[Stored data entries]
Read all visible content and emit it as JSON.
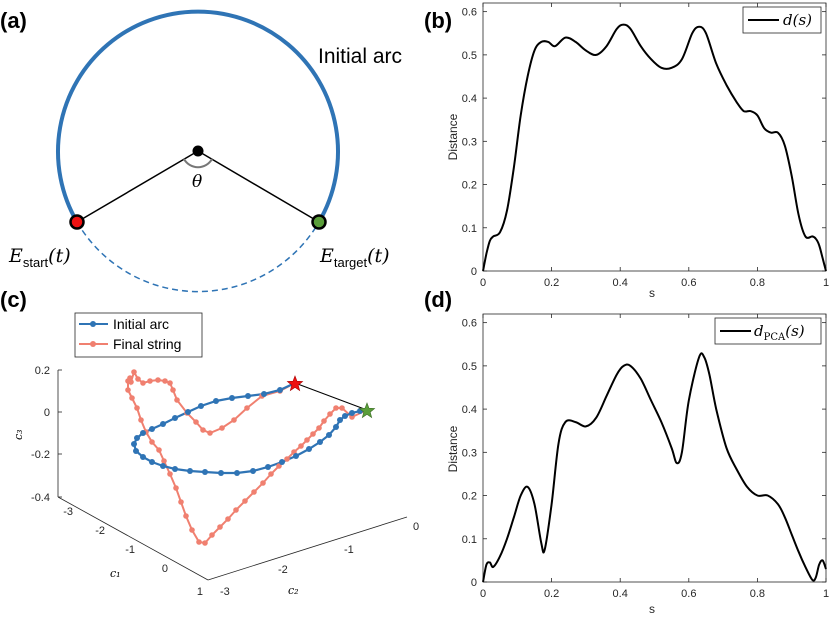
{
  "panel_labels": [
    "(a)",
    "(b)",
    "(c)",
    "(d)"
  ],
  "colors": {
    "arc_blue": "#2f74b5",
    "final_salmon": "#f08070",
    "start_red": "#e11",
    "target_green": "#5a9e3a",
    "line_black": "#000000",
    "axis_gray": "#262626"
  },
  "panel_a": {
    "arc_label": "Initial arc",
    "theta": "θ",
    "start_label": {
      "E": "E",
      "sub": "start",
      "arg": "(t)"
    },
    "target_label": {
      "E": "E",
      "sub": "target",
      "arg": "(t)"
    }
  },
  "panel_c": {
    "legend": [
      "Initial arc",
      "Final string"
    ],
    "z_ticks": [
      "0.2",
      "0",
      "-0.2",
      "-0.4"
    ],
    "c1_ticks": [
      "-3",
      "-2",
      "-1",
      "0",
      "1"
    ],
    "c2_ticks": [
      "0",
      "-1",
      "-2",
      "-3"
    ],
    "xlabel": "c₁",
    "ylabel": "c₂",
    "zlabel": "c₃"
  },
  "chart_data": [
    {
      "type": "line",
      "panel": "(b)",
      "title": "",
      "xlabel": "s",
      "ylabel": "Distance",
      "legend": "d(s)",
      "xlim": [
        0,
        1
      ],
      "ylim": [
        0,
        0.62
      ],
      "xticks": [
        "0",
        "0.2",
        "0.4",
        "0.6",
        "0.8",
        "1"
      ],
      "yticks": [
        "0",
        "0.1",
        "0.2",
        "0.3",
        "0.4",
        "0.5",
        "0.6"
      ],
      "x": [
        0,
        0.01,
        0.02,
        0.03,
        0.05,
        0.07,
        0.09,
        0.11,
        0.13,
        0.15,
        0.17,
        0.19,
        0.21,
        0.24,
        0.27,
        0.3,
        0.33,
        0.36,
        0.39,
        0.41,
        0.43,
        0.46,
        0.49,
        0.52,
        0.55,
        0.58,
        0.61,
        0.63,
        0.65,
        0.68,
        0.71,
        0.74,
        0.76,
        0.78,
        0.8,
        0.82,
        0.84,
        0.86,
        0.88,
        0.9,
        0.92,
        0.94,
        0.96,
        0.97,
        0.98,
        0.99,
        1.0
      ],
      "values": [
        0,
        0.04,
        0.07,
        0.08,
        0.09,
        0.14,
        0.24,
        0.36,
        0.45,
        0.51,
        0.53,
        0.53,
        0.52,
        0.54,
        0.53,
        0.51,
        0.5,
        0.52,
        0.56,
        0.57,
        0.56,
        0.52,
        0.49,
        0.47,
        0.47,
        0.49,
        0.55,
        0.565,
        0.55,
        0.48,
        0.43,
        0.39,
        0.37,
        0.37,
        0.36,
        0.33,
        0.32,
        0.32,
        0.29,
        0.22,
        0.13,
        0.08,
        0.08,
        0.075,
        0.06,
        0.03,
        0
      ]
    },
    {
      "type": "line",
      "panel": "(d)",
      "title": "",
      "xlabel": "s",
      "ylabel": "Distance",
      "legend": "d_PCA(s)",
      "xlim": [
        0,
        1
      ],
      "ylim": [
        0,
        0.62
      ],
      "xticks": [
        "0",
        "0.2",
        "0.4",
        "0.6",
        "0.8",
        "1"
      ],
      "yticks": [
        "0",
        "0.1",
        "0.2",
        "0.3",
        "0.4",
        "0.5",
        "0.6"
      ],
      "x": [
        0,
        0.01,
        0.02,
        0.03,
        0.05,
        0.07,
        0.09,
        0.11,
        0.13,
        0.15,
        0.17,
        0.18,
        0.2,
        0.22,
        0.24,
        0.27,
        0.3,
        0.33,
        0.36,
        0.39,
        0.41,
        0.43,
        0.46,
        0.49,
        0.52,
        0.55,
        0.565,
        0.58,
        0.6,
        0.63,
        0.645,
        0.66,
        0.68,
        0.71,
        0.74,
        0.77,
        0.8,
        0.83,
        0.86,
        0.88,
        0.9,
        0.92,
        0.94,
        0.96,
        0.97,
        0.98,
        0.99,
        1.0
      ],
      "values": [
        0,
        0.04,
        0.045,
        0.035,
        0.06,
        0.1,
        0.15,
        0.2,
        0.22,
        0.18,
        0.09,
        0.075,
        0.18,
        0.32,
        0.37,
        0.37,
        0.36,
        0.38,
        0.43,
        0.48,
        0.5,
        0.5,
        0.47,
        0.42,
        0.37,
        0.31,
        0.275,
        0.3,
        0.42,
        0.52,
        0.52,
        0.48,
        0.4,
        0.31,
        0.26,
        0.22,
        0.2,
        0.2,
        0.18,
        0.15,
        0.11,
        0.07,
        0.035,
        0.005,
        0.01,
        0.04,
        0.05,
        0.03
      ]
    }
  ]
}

---

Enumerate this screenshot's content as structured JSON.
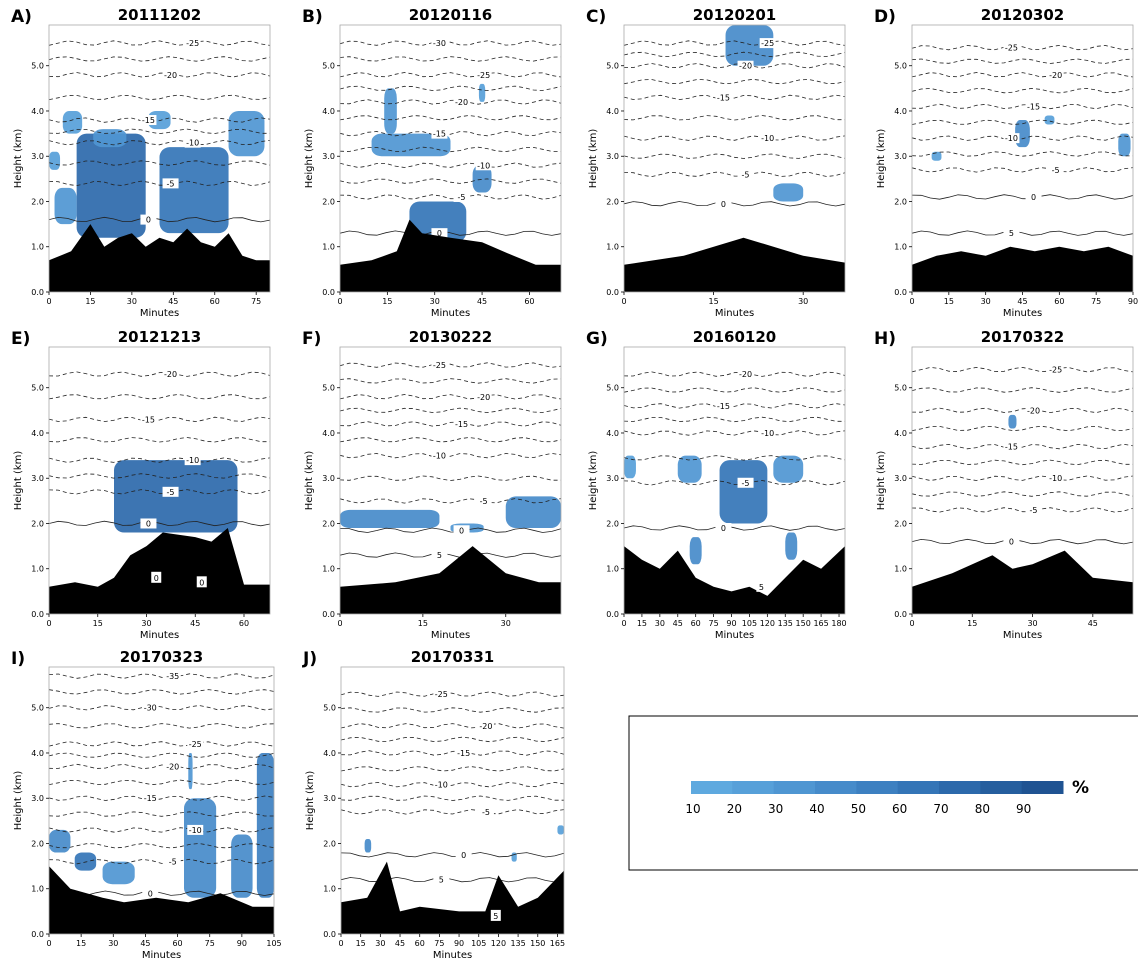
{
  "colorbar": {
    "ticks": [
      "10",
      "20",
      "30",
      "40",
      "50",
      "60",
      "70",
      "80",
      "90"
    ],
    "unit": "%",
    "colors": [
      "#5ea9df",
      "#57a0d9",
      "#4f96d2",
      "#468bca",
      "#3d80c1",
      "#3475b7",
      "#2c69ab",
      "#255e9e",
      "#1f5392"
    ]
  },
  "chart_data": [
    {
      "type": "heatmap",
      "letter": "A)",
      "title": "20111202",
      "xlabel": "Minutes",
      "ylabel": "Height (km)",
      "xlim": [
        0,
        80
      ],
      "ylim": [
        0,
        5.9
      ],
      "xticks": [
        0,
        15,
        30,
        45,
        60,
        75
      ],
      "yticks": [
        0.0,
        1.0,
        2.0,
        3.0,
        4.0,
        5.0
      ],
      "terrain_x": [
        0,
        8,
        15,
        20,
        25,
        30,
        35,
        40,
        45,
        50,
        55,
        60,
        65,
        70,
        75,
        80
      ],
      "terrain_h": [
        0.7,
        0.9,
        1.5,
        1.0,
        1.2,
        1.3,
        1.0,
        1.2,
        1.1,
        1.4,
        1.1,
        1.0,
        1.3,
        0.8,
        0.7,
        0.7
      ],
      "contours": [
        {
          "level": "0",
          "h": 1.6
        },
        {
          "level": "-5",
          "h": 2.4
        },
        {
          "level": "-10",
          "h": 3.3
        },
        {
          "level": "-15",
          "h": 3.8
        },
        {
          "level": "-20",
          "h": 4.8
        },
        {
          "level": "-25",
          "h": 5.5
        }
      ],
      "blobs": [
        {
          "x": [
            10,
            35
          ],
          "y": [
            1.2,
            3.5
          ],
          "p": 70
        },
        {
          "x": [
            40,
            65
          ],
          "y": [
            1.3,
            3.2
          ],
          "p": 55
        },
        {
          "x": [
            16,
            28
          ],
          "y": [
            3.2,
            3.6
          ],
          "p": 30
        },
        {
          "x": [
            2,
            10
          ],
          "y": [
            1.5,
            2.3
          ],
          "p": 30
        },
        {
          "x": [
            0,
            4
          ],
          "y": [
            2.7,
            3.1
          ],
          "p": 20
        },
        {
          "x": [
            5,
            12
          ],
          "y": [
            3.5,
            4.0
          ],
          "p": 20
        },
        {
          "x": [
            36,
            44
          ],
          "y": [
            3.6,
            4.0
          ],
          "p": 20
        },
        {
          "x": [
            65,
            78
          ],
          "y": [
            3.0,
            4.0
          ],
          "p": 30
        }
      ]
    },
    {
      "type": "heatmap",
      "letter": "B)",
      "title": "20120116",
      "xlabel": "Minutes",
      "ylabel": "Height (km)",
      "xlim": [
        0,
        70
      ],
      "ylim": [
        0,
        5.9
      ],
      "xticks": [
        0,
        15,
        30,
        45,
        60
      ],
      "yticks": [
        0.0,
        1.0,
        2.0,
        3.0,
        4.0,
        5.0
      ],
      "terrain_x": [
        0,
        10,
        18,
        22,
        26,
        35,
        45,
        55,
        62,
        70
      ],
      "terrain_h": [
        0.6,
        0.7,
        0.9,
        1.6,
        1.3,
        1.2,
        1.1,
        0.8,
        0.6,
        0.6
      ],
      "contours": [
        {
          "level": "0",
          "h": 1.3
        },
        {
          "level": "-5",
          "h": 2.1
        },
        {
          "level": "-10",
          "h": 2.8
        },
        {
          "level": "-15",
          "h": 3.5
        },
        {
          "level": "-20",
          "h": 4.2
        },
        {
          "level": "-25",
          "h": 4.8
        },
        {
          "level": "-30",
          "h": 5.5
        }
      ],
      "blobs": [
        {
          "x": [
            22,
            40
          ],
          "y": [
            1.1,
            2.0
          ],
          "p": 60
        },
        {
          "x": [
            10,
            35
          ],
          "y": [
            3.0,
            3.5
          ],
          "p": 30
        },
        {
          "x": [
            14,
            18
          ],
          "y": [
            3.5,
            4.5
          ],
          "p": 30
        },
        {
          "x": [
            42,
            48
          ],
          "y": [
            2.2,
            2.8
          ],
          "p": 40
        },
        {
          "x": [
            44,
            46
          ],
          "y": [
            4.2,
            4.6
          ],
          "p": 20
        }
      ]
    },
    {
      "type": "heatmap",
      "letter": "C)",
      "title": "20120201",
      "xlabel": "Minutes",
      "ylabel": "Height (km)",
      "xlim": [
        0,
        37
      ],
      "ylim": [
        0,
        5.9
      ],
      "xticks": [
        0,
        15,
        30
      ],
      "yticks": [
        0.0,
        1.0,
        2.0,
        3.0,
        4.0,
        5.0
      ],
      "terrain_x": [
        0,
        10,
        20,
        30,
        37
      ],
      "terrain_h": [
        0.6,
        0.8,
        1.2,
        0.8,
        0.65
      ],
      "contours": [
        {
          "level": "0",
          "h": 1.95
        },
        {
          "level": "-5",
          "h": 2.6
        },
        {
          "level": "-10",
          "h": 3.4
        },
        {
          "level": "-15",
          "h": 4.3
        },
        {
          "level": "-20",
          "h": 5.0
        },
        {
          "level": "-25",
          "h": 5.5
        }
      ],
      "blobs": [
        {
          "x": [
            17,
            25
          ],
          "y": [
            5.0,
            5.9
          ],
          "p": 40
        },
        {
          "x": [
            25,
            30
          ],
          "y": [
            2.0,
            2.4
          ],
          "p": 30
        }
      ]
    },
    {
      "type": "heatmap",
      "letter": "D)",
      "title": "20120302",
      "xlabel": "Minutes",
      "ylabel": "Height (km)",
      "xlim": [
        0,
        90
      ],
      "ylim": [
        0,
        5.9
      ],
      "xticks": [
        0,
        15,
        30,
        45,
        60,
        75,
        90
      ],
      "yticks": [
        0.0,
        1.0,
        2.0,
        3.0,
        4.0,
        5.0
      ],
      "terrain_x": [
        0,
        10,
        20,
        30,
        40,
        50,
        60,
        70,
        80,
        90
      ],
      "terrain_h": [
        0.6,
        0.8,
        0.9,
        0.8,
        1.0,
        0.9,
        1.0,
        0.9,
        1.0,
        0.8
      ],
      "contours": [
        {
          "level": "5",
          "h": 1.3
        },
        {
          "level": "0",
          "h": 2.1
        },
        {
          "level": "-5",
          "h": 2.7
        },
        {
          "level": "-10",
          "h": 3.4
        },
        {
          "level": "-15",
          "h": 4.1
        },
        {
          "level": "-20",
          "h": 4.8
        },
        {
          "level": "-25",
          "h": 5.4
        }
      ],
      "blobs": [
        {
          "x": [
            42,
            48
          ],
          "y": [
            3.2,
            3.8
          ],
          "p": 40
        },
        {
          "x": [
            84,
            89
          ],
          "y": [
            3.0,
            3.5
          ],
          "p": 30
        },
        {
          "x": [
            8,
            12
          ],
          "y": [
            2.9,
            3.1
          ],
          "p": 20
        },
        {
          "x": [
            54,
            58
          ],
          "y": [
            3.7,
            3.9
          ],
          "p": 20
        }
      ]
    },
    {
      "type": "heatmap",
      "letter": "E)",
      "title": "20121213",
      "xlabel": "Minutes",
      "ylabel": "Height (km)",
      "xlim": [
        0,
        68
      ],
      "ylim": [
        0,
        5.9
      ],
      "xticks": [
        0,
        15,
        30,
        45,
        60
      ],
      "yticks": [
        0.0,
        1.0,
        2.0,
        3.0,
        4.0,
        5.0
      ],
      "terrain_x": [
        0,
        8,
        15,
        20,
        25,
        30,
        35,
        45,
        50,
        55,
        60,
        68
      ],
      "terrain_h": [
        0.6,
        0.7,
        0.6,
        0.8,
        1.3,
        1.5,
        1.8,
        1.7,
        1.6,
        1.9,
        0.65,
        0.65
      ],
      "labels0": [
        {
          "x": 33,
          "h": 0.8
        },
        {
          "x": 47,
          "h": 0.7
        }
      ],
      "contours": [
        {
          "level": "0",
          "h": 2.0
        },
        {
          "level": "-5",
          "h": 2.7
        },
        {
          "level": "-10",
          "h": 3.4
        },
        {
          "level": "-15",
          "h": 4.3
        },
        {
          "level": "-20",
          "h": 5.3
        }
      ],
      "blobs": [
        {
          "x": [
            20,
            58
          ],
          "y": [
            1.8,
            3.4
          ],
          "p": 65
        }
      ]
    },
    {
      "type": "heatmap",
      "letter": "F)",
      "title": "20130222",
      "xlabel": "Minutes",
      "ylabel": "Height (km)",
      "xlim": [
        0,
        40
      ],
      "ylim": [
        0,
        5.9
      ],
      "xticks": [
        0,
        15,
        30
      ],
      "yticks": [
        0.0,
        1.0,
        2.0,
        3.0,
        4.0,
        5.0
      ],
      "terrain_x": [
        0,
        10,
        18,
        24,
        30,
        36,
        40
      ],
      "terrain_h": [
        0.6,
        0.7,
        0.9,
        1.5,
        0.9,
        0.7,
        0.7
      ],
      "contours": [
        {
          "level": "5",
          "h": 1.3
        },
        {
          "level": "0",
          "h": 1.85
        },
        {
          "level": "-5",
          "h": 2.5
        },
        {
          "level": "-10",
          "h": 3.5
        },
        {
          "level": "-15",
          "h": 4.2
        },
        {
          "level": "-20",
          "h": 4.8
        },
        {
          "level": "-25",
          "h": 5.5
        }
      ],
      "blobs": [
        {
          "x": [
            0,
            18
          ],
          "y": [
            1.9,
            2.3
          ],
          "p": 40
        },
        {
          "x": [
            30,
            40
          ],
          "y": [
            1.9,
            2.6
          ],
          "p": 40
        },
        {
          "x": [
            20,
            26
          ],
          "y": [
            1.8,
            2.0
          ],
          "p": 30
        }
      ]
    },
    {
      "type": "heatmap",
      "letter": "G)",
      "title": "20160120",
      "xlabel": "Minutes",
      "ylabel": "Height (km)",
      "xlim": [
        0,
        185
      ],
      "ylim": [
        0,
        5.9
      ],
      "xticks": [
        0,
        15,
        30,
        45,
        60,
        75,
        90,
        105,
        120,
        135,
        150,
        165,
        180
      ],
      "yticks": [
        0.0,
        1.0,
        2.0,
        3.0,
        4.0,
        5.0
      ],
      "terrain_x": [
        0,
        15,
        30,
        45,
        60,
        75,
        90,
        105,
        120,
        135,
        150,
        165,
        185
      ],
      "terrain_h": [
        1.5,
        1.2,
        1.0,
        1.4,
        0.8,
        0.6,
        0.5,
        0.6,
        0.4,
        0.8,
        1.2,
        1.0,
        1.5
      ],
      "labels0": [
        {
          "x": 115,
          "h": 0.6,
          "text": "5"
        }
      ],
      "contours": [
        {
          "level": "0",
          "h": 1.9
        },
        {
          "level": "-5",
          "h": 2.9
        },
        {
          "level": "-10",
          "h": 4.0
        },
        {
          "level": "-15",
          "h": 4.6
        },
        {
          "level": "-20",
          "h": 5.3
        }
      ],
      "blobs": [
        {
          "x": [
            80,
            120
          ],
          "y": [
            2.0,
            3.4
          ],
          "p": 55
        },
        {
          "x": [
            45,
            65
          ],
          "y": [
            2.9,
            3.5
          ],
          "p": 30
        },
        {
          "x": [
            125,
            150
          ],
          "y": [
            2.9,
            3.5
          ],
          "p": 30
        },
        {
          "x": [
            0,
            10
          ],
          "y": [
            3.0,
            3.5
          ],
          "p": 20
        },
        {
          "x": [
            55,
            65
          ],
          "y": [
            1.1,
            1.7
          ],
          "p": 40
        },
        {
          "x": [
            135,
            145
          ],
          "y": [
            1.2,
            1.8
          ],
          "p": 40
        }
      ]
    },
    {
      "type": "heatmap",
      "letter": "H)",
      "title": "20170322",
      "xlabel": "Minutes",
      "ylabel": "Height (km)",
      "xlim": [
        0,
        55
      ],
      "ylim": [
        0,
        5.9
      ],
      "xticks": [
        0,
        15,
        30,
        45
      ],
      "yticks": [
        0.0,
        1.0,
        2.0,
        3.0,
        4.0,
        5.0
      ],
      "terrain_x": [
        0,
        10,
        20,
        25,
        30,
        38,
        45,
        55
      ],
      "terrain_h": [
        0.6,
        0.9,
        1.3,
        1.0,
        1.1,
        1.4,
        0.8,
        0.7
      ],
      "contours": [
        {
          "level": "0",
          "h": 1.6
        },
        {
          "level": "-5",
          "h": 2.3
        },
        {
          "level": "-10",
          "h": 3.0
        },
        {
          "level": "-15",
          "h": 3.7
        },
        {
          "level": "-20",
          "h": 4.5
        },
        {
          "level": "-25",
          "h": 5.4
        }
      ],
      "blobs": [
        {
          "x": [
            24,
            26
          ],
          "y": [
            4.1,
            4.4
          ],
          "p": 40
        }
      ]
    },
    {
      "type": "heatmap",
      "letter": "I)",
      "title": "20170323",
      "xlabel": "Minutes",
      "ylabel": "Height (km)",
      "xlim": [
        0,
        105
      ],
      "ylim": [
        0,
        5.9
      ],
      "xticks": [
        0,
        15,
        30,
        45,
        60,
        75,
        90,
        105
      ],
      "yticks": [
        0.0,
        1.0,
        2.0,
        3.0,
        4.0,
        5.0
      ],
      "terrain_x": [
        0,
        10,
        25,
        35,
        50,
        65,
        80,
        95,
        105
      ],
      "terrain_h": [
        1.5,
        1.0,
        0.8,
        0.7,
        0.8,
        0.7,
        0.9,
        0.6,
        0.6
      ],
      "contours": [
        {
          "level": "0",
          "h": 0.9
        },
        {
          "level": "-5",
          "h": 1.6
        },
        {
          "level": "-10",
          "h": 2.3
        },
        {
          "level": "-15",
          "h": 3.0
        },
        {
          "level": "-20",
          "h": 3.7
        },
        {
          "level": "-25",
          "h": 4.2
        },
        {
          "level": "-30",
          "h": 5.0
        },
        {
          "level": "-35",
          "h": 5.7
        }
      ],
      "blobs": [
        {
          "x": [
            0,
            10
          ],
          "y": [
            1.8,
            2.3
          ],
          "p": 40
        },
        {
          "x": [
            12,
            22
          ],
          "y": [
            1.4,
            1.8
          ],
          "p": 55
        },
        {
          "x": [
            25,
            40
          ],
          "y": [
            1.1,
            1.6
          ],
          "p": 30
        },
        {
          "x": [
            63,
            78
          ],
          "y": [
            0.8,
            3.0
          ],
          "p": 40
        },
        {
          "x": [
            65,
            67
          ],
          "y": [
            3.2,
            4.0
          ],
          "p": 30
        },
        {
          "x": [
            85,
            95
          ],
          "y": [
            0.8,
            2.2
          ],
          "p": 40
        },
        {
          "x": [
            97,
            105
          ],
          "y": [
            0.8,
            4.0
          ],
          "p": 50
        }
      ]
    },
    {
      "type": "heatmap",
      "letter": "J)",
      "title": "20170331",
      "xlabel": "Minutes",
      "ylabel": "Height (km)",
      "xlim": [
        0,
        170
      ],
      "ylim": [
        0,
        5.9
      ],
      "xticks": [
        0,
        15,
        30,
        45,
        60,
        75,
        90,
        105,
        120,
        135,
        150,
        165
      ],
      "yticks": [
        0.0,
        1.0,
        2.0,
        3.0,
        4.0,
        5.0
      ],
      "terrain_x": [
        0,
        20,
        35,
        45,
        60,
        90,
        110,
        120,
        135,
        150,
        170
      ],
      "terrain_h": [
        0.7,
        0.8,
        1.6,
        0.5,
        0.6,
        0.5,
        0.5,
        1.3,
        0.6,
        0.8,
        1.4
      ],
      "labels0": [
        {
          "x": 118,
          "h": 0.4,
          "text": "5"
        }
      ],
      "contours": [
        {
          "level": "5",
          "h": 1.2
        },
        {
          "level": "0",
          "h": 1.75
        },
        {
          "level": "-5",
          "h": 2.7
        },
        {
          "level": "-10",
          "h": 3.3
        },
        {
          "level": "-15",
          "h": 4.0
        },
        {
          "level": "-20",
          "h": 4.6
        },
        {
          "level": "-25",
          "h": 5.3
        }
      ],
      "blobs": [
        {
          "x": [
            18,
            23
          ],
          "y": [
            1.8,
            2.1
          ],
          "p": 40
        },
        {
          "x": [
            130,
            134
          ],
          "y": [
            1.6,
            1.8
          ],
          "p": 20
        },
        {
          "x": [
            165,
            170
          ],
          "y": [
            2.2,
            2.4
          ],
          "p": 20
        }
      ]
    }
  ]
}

- _Written exercise_: Locate the word "letter" in the entries, and copy every line where it is found.

- _Reply to the exercise_:
      "letter": "A)",
      "letter": "B)",
      "letter": "C)",
      "letter": "D)",
      "letter": "E)",
      "letter": "F)",
      "letter": "G)",
      "letter": "H)",
      "letter": "I)",
      "letter": "J)",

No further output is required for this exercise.